▶ _ACTIVITY_
Copy every line of the records below where the word "title" occurs.

▶ _SUPPLIED INFORMATION_
************

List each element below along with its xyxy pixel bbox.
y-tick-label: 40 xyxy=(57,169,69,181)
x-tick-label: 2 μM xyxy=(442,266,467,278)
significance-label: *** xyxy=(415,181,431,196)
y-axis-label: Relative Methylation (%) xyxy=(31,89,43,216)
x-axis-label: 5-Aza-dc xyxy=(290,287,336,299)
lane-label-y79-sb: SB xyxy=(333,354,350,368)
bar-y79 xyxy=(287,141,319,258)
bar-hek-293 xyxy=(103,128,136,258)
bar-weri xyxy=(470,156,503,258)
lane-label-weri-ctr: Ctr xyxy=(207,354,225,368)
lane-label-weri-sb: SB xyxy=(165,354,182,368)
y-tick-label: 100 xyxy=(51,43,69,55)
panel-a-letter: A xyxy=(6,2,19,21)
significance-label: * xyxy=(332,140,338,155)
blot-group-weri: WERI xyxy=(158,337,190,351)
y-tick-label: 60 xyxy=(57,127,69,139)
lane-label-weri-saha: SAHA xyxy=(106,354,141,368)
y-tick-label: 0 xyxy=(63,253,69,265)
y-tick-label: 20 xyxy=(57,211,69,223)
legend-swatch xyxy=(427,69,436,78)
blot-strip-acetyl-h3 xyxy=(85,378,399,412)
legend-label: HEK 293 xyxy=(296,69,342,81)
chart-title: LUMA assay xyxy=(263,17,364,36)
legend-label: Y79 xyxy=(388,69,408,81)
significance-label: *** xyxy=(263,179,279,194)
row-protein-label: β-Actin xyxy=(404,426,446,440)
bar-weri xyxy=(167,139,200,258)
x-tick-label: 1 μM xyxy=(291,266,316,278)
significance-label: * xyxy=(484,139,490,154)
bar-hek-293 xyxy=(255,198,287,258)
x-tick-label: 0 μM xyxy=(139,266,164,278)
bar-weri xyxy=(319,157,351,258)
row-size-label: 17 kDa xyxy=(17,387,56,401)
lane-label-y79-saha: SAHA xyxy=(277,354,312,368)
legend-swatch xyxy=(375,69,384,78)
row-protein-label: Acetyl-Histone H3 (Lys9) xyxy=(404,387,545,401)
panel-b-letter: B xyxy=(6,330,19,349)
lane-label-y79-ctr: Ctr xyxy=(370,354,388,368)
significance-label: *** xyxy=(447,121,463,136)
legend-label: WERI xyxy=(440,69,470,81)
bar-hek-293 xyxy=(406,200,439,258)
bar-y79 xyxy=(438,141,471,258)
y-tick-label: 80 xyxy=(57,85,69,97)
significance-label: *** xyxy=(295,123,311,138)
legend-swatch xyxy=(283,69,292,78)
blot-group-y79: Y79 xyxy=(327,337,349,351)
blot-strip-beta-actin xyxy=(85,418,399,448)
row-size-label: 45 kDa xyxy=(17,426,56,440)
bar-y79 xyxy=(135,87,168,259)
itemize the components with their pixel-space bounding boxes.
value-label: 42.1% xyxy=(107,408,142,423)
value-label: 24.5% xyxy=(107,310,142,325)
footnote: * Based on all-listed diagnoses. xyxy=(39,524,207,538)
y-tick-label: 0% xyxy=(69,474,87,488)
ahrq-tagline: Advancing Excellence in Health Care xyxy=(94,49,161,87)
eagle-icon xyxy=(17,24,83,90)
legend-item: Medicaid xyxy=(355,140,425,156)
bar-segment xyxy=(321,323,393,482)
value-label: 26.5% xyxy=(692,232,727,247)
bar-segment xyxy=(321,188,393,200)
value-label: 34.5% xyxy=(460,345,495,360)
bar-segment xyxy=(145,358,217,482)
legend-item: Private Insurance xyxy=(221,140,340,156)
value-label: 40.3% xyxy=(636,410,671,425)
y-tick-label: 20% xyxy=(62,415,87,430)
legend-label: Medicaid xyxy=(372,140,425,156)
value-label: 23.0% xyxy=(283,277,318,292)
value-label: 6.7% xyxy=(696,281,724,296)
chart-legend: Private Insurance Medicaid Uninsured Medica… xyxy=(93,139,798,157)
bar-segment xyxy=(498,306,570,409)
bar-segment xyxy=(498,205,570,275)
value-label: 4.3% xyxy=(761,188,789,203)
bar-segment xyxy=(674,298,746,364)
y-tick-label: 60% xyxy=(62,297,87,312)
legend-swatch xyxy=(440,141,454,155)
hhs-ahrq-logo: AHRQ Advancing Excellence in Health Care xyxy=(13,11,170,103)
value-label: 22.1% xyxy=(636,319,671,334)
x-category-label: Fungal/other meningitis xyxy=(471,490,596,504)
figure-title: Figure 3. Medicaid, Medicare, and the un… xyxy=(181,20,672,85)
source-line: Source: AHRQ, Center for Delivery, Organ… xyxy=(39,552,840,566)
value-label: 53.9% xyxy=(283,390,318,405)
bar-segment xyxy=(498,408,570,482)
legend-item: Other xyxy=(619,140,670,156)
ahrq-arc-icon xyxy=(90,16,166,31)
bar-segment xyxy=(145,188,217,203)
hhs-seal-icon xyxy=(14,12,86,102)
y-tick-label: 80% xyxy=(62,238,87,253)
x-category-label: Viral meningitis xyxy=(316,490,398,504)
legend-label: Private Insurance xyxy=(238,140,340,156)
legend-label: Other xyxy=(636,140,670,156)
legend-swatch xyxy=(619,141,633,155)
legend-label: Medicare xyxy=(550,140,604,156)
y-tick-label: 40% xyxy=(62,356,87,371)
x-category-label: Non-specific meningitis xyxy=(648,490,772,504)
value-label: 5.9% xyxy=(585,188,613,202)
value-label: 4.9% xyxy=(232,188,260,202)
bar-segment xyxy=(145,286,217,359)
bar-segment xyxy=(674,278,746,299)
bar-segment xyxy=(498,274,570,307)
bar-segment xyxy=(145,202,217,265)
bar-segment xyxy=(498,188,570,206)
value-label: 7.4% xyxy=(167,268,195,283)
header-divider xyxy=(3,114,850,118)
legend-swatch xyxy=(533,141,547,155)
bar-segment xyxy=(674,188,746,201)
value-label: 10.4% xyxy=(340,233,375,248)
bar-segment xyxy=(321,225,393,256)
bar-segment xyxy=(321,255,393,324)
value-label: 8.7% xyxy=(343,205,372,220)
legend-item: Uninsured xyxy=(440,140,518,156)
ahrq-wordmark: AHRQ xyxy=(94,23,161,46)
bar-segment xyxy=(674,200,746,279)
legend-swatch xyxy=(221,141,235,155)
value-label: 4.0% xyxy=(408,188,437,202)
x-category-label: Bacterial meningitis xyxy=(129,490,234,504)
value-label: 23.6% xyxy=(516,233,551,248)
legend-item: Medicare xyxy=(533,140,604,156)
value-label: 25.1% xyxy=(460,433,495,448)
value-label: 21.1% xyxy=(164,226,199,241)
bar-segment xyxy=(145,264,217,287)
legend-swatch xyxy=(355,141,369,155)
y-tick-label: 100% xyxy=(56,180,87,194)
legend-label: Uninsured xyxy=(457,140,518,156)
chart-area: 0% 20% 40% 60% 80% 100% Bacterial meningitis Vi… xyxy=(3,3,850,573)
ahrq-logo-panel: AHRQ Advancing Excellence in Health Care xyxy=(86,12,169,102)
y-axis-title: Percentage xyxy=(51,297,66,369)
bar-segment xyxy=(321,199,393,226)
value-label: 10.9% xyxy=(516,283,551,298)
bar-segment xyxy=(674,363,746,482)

************

▶ _YOUR RESPONSE_
chart-title: LUMA assay xyxy=(263,17,364,36)
figure-title: Figure 3. Medicaid, Medicare, and the un… xyxy=(181,20,672,85)
y-axis-title: Percentage xyxy=(51,297,66,369)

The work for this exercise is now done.